▶ _Study text_:
Search operations entering a critical phase

Rescue teams from Venezuela and abroad intensified work in the immediate days after the quakes, but local witnesses and some international rescuers say the pace of searches has diminished. Specialists warn that the probability of finding survivors under rubble drops sharply after 72 hours, yet many relatives insist on continuing to probe the debris where they believe loved ones remain. In several coastal districts, private contractors, neighbours and family members have been the ones lifting concrete and steel when heavy equipment was delayed or unavailable.

Survivors and relatives plead at collapse sites

At a collapsed apartment block in Caraballeda, relatives gathered at the edge of a mounded pile of concrete and twisted rebar, pleading with authorities not to remove rubble before all possible victims are accounted for. José Francisco Liendo, a 50-year-old truck driver, stood over the site where he believes his father and sister lie and said his priority was to prevent machines from removing remains without checking for survivors. Others described hearing faint sounds or cries in the hours after the quakes and have clung to the hope that someone might still be found alive.

Official tolls, missing persons and international estimates

Government figures released late Thursday placed the confirmed death toll at nearly 2,600, with more than 12,000 people reported injured and hundreds of buildings collapsed. Authorities have been reluctant to provide a definitive number for the missing, while the United Nations suggested the figure could be as high as 50,000 when accounting for displaced and unaccounted-for residents. Photographs and lists circulated online show hundreds of names and descriptions posted by anxious relatives, reflecting the scale of disappearances and the desperate search for information.

▶ _Tasks to perform_:
1. In the earthquake report, condense the paragraph beginning "Government figures released late Thursday" into a short bulleted list that keeps its main facts.
2. Carry the earthquake report forward from its final sentence.

▶ _Given entries_:
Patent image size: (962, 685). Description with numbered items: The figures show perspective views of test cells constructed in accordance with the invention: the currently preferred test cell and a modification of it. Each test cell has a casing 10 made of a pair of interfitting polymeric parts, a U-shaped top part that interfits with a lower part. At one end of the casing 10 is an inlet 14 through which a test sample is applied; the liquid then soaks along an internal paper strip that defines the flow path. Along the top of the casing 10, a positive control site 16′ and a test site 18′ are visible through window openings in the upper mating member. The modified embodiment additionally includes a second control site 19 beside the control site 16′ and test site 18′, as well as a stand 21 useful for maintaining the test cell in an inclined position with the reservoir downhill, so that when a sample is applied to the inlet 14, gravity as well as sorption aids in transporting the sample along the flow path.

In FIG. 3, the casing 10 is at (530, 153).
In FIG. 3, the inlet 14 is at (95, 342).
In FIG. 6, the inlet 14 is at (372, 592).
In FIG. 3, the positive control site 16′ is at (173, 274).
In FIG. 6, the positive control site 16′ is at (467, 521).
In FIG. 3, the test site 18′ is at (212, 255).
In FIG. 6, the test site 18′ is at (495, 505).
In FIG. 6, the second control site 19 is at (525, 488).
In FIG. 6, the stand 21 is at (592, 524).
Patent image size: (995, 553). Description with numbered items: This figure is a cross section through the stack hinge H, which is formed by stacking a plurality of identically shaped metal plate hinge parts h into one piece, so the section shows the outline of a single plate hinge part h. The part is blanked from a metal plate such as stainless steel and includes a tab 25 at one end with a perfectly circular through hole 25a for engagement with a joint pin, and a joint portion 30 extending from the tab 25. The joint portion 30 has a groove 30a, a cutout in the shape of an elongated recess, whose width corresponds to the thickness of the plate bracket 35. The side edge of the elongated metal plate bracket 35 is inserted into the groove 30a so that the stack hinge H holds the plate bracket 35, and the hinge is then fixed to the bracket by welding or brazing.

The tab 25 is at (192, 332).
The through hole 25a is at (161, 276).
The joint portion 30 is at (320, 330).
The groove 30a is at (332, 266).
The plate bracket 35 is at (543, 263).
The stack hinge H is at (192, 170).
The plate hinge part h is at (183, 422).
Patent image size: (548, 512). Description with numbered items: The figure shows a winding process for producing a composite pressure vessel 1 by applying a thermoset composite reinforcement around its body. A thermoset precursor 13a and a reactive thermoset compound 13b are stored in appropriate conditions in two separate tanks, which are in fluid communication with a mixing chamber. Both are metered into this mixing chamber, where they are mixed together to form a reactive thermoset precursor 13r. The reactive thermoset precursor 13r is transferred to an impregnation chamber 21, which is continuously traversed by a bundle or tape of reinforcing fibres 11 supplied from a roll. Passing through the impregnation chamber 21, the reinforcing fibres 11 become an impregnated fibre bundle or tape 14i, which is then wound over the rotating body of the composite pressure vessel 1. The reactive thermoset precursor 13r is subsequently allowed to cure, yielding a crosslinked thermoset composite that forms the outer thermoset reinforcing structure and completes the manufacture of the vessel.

▶ _Answers to the tasks_:
1.
- Government figures released late Thursday: nearly 2,600 confirmed dead, more than 12,000 injured, hundreds of buildings collapsed.
- Authorities have been reluctant to give a definitive number of missing.
- The United Nations suggested the missing could reach 50,000, counting displaced and unaccounted-for residents.
- Photographs and lists posted online by anxious relatives show hundreds of names and descriptions, reflecting the scale of disappearances.

2.
Criticism grows over emergency response

Public anger has mounted in Caracas, La Guaira and other hard-hit areas over what many residents describe as a slow or inadequate initial government response. Neighbours and volunteers say they were the first to pull survivors from wreckage in the hours immediately after the tremors, while international rescue teams only arrived later. Interim President Delcy Rodríguez defended the government’s actions, saying thousands of personnel were deployed in the first 48 hours, but critics and opposition figures say logistical failures and delays worsened the humanitarian toll.

International aid, coordination and logistics

Foreign rescue brigades and specialised equipment arrived in several affected municipalities to assist local teams, and some governments have taken a coordinating role in delivering aid and technical support. Spanish and other international units were reported lifting heavy slabs with cranes in areas where local crews lacked machinery. Despite these reinforcements, moving large volumes of debris, setting up field morgues and establishing identification processes has remained a major logistical challenge in ports and neighbourhoods where infrastructure has been destroyed.

Displacement and urgent humanitarian needs

Millions of Venezuelans have been affected by the quakes, with many sleeping in the open or in improvised shelters after homes were rendered uninhabitable. A makeshift morgue has been erected in the La Guaira port area to process victims’ bodies, and long waits for death certificates and official documentation add to the distress of families seeking closure. Humanitarian agencies warn that immediate needs include shelter, medical care, water and sanitation, while temperatures and limited access to services threaten to compound the emergency.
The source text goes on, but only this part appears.